## YOUR GOAL
Reading down the listing below, count the lines where the word "pour" shows up, then give only that count.

········

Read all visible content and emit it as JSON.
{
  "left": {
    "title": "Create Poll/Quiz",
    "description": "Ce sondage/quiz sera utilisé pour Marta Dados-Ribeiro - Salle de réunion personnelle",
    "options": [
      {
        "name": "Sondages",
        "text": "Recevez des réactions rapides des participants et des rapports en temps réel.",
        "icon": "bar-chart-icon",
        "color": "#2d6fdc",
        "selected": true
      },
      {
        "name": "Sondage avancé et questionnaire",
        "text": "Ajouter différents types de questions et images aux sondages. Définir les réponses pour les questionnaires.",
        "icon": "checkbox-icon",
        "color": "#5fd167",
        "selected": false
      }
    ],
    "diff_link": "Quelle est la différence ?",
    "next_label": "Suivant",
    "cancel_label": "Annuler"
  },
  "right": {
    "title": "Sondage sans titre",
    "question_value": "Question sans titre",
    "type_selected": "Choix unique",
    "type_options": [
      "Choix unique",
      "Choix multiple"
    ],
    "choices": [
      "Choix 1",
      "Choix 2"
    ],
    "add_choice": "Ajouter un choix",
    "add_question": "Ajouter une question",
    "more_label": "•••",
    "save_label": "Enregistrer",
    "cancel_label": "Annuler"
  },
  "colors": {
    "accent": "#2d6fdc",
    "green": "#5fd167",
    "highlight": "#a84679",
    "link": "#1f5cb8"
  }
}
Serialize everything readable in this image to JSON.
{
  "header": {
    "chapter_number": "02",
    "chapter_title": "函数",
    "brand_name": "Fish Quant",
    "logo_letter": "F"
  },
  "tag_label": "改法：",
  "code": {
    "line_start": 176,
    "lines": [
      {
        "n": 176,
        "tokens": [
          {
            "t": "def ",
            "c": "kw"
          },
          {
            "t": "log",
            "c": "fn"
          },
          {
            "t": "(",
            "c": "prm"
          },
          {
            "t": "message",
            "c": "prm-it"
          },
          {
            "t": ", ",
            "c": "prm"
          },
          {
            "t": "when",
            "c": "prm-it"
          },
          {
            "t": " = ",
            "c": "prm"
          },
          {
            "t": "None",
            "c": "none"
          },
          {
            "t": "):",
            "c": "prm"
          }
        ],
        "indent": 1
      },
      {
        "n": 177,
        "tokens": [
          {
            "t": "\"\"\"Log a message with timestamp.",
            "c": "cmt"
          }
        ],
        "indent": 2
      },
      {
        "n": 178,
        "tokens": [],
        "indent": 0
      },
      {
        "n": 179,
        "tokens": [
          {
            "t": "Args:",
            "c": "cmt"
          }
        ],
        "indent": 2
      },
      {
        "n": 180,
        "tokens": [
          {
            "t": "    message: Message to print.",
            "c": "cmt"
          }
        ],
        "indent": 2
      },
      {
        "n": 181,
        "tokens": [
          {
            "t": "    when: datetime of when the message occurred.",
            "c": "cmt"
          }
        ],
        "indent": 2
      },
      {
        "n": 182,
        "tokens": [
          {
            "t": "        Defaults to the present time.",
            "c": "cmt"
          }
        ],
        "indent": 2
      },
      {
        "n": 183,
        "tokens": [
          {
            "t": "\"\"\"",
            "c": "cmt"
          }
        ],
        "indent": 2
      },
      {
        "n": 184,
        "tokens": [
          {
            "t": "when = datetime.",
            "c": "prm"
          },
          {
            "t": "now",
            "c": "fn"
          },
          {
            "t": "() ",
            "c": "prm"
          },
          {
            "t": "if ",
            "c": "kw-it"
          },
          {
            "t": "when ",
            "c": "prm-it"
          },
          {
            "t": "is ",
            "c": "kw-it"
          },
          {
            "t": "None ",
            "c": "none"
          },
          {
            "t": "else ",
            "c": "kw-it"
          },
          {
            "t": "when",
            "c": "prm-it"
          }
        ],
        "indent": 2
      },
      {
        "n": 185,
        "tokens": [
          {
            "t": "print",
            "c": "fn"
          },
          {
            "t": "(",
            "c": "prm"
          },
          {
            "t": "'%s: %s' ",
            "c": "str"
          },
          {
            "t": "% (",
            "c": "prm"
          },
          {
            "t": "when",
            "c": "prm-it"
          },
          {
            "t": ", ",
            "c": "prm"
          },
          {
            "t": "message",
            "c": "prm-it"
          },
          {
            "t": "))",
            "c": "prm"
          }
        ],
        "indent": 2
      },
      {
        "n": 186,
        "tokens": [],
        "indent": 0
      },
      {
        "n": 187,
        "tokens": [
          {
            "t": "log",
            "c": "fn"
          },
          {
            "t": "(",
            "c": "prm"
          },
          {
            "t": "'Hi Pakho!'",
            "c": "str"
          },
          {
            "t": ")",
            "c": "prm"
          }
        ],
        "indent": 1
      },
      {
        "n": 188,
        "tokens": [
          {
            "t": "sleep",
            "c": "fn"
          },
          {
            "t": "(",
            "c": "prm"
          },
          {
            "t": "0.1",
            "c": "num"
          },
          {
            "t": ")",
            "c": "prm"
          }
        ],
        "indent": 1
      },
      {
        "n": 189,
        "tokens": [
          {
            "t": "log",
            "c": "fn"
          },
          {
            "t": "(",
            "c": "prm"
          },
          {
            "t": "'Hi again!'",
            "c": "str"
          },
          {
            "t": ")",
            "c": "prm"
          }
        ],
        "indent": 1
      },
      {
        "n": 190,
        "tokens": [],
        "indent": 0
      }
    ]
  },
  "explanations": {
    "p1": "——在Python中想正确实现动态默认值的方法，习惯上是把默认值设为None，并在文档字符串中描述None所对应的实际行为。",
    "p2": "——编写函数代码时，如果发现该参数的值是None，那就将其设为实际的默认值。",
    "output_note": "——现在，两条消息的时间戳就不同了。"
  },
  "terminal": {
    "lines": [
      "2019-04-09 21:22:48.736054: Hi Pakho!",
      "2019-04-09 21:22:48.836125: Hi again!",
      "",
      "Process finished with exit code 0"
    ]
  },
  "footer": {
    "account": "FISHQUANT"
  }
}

········

## THE RESPONSE
2